● WHAT THE TASK ASKS
Please pull out every line that includes the string "Ctrl".

-- -- --

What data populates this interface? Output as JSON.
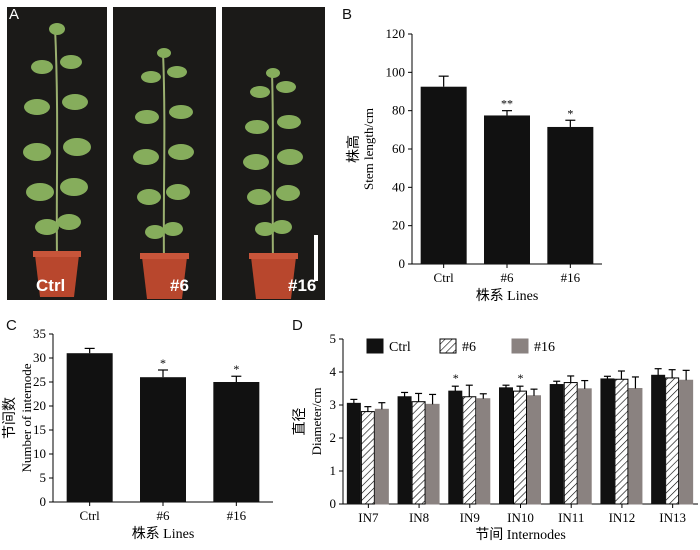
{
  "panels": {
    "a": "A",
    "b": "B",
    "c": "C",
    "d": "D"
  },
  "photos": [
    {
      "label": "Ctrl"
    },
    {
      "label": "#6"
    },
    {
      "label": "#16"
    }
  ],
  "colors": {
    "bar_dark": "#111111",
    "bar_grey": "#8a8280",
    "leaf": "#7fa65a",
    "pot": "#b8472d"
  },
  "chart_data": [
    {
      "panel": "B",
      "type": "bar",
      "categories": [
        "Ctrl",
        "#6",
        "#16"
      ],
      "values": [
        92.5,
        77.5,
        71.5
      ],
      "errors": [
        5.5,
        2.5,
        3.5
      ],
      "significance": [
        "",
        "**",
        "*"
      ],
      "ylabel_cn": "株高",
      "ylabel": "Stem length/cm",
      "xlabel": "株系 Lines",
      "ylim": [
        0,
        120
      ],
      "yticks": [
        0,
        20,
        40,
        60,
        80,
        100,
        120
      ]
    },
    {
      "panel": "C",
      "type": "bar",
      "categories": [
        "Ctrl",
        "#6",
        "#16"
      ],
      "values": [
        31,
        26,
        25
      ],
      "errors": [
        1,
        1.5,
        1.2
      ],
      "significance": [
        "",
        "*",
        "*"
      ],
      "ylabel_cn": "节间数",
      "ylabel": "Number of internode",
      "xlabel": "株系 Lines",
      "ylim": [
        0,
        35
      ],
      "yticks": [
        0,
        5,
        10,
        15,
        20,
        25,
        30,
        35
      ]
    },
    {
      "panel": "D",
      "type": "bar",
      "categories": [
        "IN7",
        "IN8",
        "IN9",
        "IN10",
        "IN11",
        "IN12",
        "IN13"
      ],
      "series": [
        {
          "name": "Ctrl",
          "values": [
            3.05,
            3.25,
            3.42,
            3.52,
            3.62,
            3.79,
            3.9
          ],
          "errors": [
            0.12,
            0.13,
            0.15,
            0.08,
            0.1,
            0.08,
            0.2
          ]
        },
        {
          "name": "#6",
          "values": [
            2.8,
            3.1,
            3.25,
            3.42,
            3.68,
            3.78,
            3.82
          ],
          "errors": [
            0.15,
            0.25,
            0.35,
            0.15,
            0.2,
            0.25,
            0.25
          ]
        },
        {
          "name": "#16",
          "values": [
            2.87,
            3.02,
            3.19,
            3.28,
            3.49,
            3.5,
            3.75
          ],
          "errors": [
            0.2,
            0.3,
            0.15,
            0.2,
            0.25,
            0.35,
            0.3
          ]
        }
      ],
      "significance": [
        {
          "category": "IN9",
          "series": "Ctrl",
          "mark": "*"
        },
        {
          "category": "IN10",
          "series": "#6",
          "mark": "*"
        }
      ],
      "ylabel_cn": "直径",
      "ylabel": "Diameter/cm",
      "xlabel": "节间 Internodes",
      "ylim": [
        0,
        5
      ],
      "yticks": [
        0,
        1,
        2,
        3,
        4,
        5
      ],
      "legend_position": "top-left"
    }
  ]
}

-- -- --

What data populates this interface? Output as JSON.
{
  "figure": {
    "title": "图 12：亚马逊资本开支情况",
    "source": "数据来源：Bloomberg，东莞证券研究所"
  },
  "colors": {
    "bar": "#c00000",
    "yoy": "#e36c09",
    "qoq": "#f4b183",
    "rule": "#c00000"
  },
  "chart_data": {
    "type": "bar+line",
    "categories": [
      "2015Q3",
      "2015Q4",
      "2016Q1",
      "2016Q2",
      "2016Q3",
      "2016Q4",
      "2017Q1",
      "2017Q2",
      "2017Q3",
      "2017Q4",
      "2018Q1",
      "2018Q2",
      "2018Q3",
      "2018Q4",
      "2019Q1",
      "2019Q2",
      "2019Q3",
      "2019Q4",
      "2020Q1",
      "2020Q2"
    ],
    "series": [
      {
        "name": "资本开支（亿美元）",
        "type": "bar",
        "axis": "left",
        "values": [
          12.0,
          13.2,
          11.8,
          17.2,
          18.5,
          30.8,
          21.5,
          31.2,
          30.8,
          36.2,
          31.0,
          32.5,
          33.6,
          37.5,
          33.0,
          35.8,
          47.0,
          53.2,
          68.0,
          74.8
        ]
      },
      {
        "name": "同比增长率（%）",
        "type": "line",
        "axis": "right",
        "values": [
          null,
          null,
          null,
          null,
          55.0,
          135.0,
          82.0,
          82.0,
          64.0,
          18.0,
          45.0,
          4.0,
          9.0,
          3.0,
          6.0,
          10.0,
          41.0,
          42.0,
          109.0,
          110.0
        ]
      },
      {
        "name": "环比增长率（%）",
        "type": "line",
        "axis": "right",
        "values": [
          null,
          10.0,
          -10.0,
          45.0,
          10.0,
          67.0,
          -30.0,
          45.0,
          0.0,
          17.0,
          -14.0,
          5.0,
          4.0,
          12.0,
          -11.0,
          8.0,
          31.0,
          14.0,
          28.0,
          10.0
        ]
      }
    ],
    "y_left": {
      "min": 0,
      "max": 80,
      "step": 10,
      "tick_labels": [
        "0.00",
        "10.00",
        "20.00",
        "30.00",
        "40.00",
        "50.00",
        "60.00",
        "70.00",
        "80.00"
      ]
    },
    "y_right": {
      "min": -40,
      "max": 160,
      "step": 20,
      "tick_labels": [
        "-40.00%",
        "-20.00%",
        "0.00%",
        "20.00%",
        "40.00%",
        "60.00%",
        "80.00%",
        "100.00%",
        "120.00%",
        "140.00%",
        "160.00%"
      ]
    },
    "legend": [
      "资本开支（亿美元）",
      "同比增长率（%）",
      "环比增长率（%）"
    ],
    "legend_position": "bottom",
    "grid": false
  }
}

-- -- --

● ANSWER FOR THIS EXERCISE
      "label": "Ctrl"
        "Ctrl",
        "Ctrl",
          "name": "Ctrl",
          "series": "Ctrl",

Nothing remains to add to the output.